■ MATERIALS PROVIDED ■
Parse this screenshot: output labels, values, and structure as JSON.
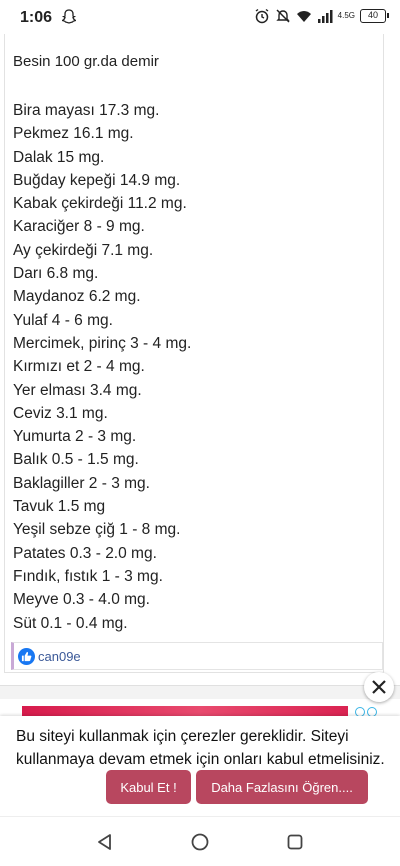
{
  "status_bar": {
    "time": "1:06",
    "network": "4.5G",
    "battery": "40"
  },
  "post": {
    "intro": "Besin 100 gr.da demir",
    "items": [
      "Bira mayası 17.3 mg.",
      "Pekmez 16.1 mg.",
      "Dalak 15 mg.",
      "Buğday kepeği 14.9 mg.",
      "Kabak çekirdeği 11.2 mg.",
      "Karaciğer 8 - 9 mg.",
      "Ay çekirdeği 7.1 mg.",
      "Darı 6.8 mg.",
      "Maydanoz 6.2 mg.",
      "Yulaf 4 - 6 mg.",
      "Mercimek, pirinç 3 - 4 mg.",
      "Kırmızı et 2 - 4 mg.",
      "Yer elması 3.4 mg.",
      "Ceviz 3.1 mg.",
      "Yumurta 2 - 3 mg.",
      "Balık 0.5 - 1.5 mg.",
      "Baklagiller 2 - 3 mg.",
      "Tavuk 1.5 mg",
      "Yeşil sebze çiğ 1 - 8 mg.",
      "Patates 0.3 - 2.0 mg.",
      "Fındık, fıstık 1 - 3 mg.",
      "Meyve 0.3 - 4.0 mg.",
      "Süt 0.1 - 0.4 mg."
    ],
    "liked_by": "can09e"
  },
  "cookie_banner": {
    "message": "Bu siteyi kullanmak için çerezler gereklidir. Siteyi kullanmaya devam etmek için onları kabul etmelisiniz.",
    "accept_label": "Kabul Et !",
    "more_label": "Daha Fazlasını Öğren...."
  },
  "colors": {
    "button": "#b8475f",
    "like": "#1877f2",
    "ad": "#d71b4c"
  },
  "icons": [
    "snapchat-icon",
    "alarm-icon",
    "mute-icon",
    "wifi-icon",
    "signal-icon",
    "battery-icon",
    "close-icon",
    "like-icon",
    "nav-back-icon",
    "nav-home-icon",
    "nav-recents-icon"
  ]
}
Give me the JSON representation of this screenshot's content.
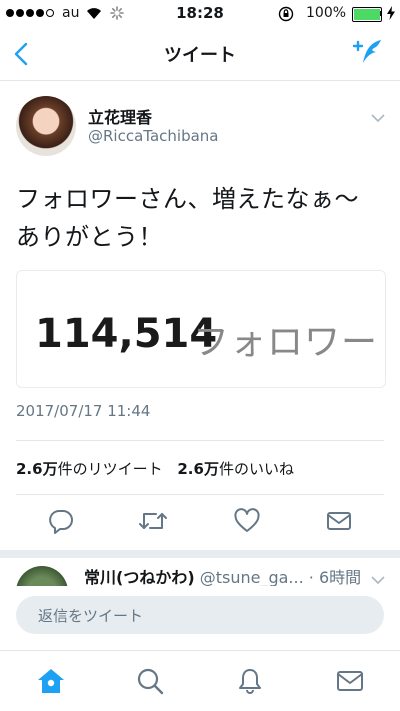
{
  "status_bar": {
    "carrier": "au",
    "time": "18:28",
    "battery_percent": "100%",
    "battery_level": 1.0,
    "signal_dots_filled": 4,
    "signal_dots_total": 5
  },
  "nav": {
    "title": "ツイート"
  },
  "tweet": {
    "display_name": "立花理香",
    "handle": "@RiccaTachibana",
    "text_line1": "フォロワーさん、増えたなぁ〜",
    "text_line2": "ありがとう！",
    "media_count": "114,514",
    "media_label": "フォロワー",
    "timestamp": "2017/07/17 11:44",
    "retweet_count": "2.6万",
    "retweet_label": "件のリツイート",
    "like_count": "2.6万",
    "like_label": "件のいいね"
  },
  "reply": {
    "name": "常川(つねかわ)",
    "handle": "@tsune_ga...",
    "time": "· 6時間"
  },
  "composer": {
    "placeholder": "返信をツイート"
  },
  "colors": {
    "accent": "#1da1f2",
    "secondary_text": "#657786",
    "divider": "#e1e8ed",
    "battery_green": "#4cd964"
  },
  "icons": {
    "back": "chevron-left-icon",
    "compose": "compose-tweet-icon",
    "reply": "reply-icon",
    "retweet": "retweet-icon",
    "like": "heart-icon",
    "dm": "envelope-icon",
    "home": "home-icon",
    "search": "search-icon",
    "notifications": "bell-icon",
    "messages": "envelope-icon"
  }
}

■ WRITTEN INSTRUCTION ■
Pictures aside, set down the lines from the one containing "Give me the" through the end of the records above, exactly and only those.

■ COMPLETE ANSWER ■
Give me the JSON representation of this screenshot's content.
{
  "status_bar": {
    "carrier": "au",
    "time": "18:28",
    "battery_percent": "100%",
    "battery_level": 1.0,
    "signal_dots_filled": 4,
    "signal_dots_total": 5
  },
  "nav": {
    "title": "ツイート"
  },
  "tweet": {
    "display_name": "立花理香",
    "handle": "@RiccaTachibana",
    "text_line1": "フォロワーさん、増えたなぁ〜",
    "text_line2": "ありがとう！",
    "media_count": "114,514",
    "media_label": "フォロワー",
    "timestamp": "2017/07/17 11:44",
    "retweet_count": "2.6万",
    "retweet_label": "件のリツイート",
    "like_count": "2.6万",
    "like_label": "件のいいね"
  },
  "reply": {
    "name": "常川(つねかわ)",
    "handle": "@tsune_ga...",
    "time": "· 6時間"
  },
  "composer": {
    "placeholder": "返信をツイート"
  },
  "colors": {
    "accent": "#1da1f2",
    "secondary_text": "#657786",
    "divider": "#e1e8ed",
    "battery_green": "#4cd964"
  },
  "icons": {
    "back": "chevron-left-icon",
    "compose": "compose-tweet-icon",
    "reply": "reply-icon",
    "retweet": "retweet-icon",
    "like": "heart-icon",
    "dm": "envelope-icon",
    "home": "home-icon",
    "search": "search-icon",
    "notifications": "bell-icon",
    "messages": "envelope-icon"
  }
}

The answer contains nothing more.